(Your objective):
Go through the records and copy each line where the word "JSON" occurs.

(Input data):

[start]

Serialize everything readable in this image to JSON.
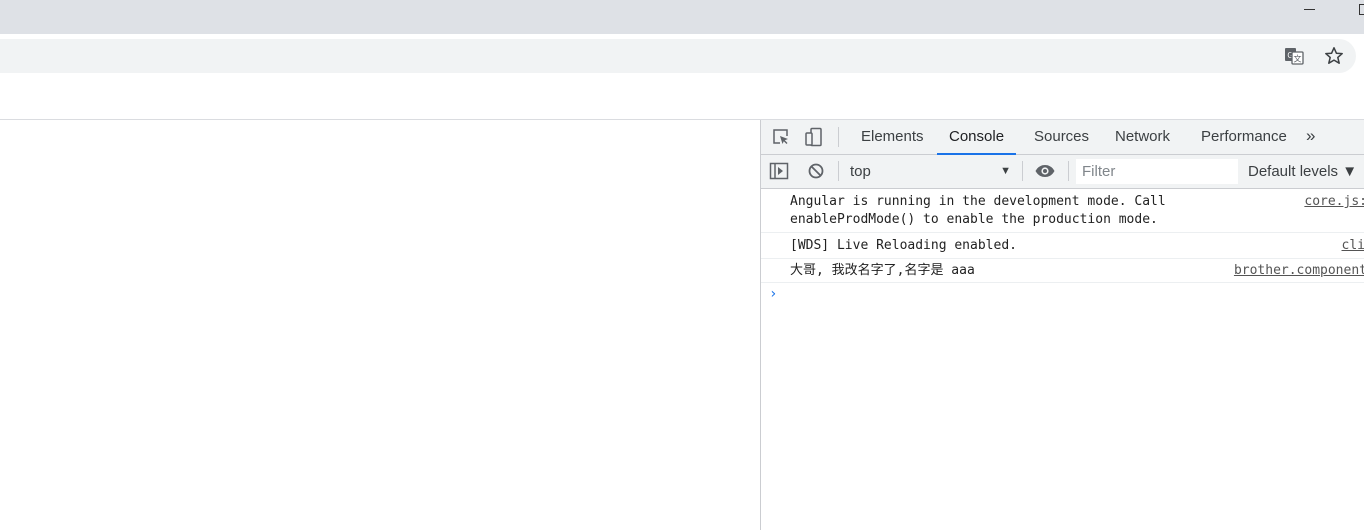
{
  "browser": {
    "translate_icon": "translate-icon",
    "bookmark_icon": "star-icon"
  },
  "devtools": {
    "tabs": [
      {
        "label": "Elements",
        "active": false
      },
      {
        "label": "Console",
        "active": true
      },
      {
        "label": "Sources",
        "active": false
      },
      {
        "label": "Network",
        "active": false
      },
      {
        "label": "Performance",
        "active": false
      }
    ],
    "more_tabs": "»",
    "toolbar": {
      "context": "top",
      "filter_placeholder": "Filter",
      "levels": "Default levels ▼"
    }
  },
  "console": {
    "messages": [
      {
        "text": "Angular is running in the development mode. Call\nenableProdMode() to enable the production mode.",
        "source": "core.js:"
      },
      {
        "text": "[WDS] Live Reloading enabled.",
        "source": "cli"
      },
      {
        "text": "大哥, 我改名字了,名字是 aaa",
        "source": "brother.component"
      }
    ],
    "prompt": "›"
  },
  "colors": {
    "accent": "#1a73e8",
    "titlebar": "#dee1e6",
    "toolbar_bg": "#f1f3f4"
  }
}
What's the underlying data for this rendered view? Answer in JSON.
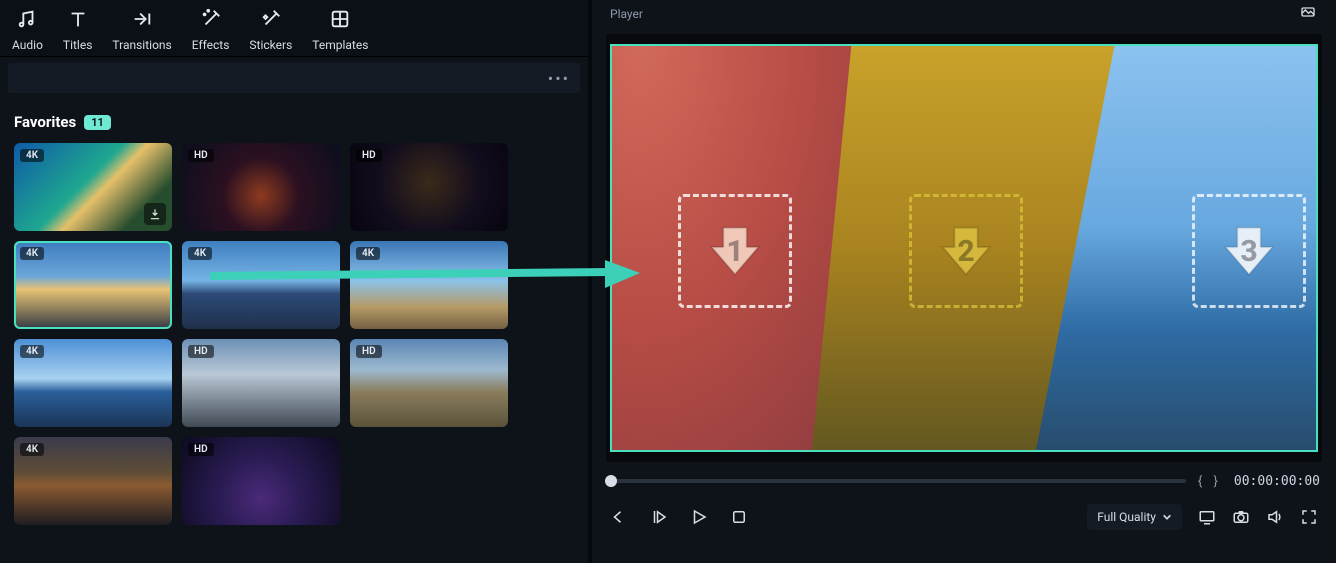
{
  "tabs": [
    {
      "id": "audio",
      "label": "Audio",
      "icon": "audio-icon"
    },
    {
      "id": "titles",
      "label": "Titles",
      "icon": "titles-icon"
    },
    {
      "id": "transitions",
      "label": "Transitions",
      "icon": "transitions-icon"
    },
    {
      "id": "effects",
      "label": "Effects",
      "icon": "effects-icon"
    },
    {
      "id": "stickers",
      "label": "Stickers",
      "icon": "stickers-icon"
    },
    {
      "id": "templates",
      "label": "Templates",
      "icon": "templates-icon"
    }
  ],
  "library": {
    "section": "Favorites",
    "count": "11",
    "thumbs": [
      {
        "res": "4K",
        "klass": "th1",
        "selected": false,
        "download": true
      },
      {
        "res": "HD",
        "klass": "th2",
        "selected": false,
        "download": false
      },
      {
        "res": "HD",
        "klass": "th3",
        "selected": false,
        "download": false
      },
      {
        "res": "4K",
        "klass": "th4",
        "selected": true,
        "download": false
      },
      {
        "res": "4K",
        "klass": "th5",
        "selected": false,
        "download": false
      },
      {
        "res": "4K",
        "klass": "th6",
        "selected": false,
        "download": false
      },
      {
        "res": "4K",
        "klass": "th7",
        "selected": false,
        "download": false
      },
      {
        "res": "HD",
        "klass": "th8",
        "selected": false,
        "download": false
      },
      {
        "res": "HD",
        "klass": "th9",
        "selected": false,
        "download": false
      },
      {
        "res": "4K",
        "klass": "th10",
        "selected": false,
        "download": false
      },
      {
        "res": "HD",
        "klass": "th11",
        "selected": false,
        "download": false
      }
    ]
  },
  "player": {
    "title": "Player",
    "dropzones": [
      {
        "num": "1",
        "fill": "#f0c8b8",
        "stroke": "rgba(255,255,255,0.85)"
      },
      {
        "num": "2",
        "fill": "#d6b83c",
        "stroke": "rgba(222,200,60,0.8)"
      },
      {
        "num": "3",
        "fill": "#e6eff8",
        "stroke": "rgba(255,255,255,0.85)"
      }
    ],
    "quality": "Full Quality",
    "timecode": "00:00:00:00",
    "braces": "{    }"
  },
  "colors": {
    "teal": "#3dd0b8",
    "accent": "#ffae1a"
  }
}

[end]
[start]

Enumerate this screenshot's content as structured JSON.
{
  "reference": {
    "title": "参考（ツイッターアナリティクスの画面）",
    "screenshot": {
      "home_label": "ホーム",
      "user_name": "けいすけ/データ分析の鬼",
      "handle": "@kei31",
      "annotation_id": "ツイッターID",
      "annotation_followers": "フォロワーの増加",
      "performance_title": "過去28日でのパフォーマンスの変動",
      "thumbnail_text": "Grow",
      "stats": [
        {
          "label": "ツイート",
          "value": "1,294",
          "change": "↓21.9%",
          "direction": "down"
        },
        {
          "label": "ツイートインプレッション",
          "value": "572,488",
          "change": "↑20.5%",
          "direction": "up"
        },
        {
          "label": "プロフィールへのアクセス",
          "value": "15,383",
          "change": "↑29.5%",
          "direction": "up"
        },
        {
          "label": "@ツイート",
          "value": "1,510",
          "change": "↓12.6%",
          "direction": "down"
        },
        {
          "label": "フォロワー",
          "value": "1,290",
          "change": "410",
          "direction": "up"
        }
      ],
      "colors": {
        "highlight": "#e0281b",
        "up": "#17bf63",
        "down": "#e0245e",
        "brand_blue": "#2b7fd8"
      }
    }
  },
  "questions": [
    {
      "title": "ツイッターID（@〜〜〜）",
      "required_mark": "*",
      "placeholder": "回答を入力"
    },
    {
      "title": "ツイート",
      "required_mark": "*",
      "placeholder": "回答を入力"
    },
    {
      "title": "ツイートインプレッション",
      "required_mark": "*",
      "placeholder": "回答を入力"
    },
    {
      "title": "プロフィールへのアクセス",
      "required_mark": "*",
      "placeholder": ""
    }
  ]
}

[end]

(Answer for this exercise):
Serialize everything readable in this image to JSON.
What's the underlying data for this rendered view? Answer in JSON.
Enumerate this screenshot's content as structured JSON.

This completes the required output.